需求:
需要你写一个函数,这个函数有一个string类型的入参, 这个函数所做的事情,就是找出入参当中所有包含的子串,并统计每一种子串在入参当中出现的次数,降序输出
例如:abcdcccabcc是入参,bcd、bc都是子串,ac不是,要求字串最少2个字符),例如ab出现了2次。
先列出最终的代码:
def sort_zichuan(s1:str):
'''
:param s1: 输入的字符串
:return: 排好序的字串组成的列表
'''
# new_s1=[]
s_count_dict = {}
# print(len(s1)) # 11
for i in range(0, len(s1) - 1):
for j in range(i + 2, len(s1) + 1):
# new_s1.append(s1[i:j])
sub_s = s1[i:j]
if sub_s in s_count_dict:
s_count_dict[sub_s] += 1
else:
s_count_dict[sub_s] = 1
# print(s_count_dict)
return(sorted(s_count_dict.items(), key=lambda item: item[1], reverse=True))
s1 = 'abcdcccabcc'
print(sort_zichuan(s1))
# [('cc', 3), ('ab', 2), ('abc', 2), ('bc', 2), ('abcd', 1), ('abcdc', 1), ('abcdcc', 1), ('abcdccc', 1), ('abcdccca', 1), ('abcdcccab', 1), ('abcdcccabc', 1), ('abcdcccabcc', 1), ('bcd', 1), ('bcdc', 1), ('bcdcc', 1), ('bcdccc', 1), ('bcdccca', 1), ('bcdcccab', 1), ('bcdcccabc', 1), ('bcdcccabcc', 1), ('cd', 1), ('cdc', 1), ('cdcc', 1), ('cdccc', 1), ('cdccca', 1), ('cdcccab', 1), ('cdcccabc', 1), ('cdcccabcc', 1), ('dc', 1), ('dcc', 1), ('dccc', 1), ('dccca', 1), ('dcccab', 1), ('dcccabc', 1), ('dcccabcc', 1), ('ccc', 1), ('ccca', 1), ('cccab', 1), ('cccabc', 1), ('cccabcc', 1), ('cca', 1), ('ccab', 1), ('ccabc', 1), ('ccabcc', 1), ('ca', 1), ('cab', 1), ('cabc', 1), ('cabcc', 1), ('abcc', 1), ('bcc', 1)]
分析问题
有三个问题需要解决
1 .找字串
2.统计字串出现的次数
3.排序
第一步找字串
# 所以我们要想得到所有的字串的话代码是下面这样的
s1 = 'abcdcccabcc'
new_s1=[] # 用来存储字串的列表
for i in range(0,len(s1)-1):
for j in range(i+2,len(s1)+1):
new_s1.append(s1[i:j])
print(new_s1)
* * *
◆ 给定练习 1 ◆
根据阅读材料，子串最少须包含几个字符？
* * *
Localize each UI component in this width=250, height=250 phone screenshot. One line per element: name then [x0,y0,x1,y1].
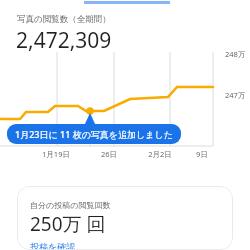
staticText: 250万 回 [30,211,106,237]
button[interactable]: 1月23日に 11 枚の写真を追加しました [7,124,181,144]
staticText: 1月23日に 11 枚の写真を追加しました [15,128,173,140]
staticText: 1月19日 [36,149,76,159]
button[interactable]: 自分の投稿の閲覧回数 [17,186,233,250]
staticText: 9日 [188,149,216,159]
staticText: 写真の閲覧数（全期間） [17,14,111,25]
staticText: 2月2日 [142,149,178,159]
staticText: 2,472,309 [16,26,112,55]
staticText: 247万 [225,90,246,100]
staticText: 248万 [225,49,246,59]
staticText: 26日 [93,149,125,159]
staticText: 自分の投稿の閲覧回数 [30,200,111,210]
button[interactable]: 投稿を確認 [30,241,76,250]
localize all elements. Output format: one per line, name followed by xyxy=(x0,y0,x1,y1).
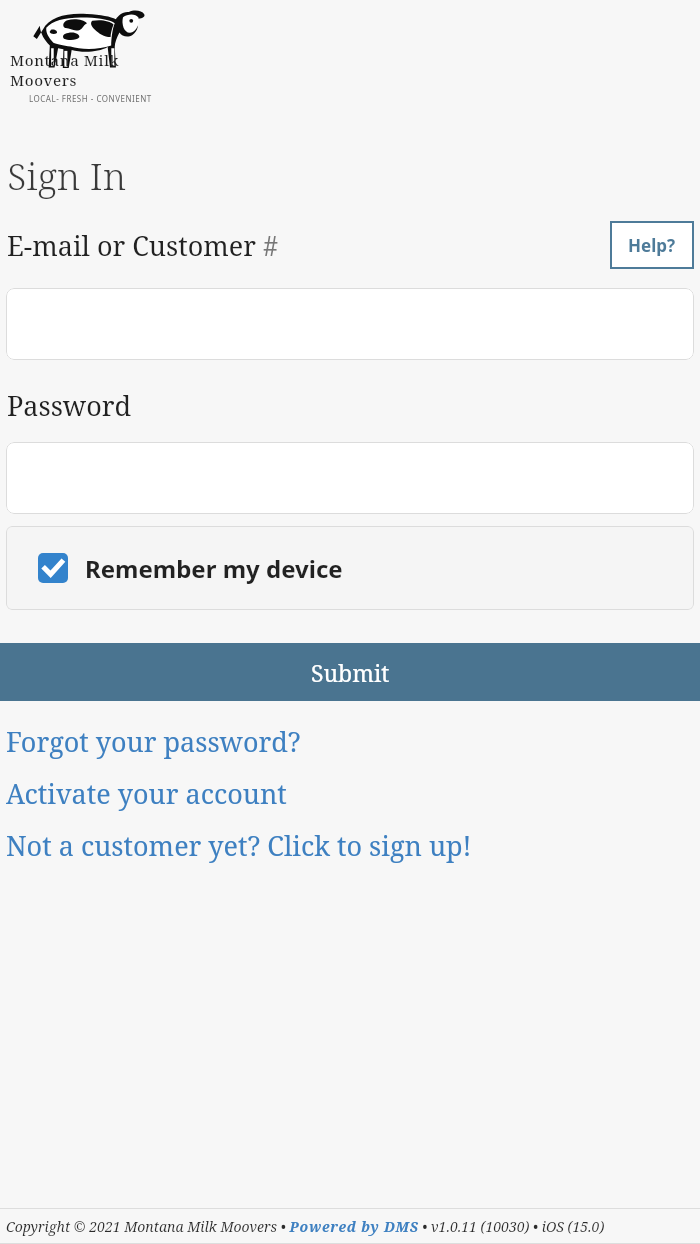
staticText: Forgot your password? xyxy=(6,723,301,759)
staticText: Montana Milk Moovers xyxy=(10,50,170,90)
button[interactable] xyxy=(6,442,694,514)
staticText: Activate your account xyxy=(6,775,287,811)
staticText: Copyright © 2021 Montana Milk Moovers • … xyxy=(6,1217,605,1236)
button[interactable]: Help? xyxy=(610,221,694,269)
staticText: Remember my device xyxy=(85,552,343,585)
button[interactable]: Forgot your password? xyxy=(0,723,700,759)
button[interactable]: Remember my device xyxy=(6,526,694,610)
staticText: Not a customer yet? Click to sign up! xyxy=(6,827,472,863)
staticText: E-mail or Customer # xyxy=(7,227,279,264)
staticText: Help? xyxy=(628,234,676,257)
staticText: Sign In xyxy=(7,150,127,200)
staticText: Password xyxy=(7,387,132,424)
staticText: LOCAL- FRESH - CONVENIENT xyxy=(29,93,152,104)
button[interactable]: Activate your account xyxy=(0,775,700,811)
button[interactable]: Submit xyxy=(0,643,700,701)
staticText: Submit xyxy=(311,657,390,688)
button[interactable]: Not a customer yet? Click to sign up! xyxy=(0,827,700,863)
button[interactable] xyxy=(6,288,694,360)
* * *
◆ 给定练习 2 ◆
在上方数据的行中，取从包含“staticText: Forgot your”的那一行起、至包含“button[interactable]: Help? xyxy=(610,221,694,269)”的那一行止的部分（首尾两行均包括在内），将其中的“Montana”更新为“Idaho”，其余内容一律不变。只输出这部分行。

◆ 完整输出 1 ◆
最少2个字符。

◆ 完整输出 2 ◆
staticText: Forgot your password? xyxy=(6,723,301,759)
staticText: Idaho Milk Moovers xyxy=(10,50,170,90)
button[interactable] xyxy=(6,442,694,514)
staticText: Activate your account xyxy=(6,775,287,811)
staticText: Copyright © 2021 Idaho Milk Moovers • … xyxy=(6,1217,605,1236)
button[interactable]: Help? xyxy=(610,221,694,269)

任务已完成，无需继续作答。